- [EXERCISE] Answer with one number only: the number of lines that include the word "Friuli".

- [INPUT MATERIAL]
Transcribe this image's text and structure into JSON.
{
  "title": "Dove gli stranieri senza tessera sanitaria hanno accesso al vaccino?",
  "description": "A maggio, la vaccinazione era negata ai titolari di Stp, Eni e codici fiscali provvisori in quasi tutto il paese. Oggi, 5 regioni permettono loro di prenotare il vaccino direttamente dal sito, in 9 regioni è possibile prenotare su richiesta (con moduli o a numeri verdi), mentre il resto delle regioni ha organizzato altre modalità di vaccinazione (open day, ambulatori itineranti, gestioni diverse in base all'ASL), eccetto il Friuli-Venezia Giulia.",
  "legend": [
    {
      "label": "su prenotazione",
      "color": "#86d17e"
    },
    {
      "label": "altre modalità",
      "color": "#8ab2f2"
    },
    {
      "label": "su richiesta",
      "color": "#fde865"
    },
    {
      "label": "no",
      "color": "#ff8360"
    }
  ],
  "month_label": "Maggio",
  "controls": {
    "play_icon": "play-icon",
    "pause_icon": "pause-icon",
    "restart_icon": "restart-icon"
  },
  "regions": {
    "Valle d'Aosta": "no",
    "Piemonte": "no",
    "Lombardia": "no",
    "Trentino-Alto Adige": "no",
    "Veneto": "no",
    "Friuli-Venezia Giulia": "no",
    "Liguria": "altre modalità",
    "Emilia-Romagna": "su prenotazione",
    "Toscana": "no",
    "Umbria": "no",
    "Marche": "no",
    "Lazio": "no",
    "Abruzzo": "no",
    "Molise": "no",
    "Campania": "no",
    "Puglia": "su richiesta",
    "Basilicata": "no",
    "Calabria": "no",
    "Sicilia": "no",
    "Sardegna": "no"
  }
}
==
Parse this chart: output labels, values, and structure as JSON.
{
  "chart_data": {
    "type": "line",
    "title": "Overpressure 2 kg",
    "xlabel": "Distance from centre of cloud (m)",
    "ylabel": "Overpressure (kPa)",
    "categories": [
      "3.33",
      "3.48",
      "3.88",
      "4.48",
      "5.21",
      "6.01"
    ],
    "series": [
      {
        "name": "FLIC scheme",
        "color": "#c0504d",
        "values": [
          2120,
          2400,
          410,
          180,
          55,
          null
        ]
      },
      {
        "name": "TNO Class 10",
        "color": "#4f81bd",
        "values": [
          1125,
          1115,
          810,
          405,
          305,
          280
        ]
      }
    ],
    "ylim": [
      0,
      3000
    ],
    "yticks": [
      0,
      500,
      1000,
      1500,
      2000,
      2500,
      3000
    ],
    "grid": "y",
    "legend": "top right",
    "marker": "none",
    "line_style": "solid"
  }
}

- [RESPONSE FOR THIS EXERCISE] 2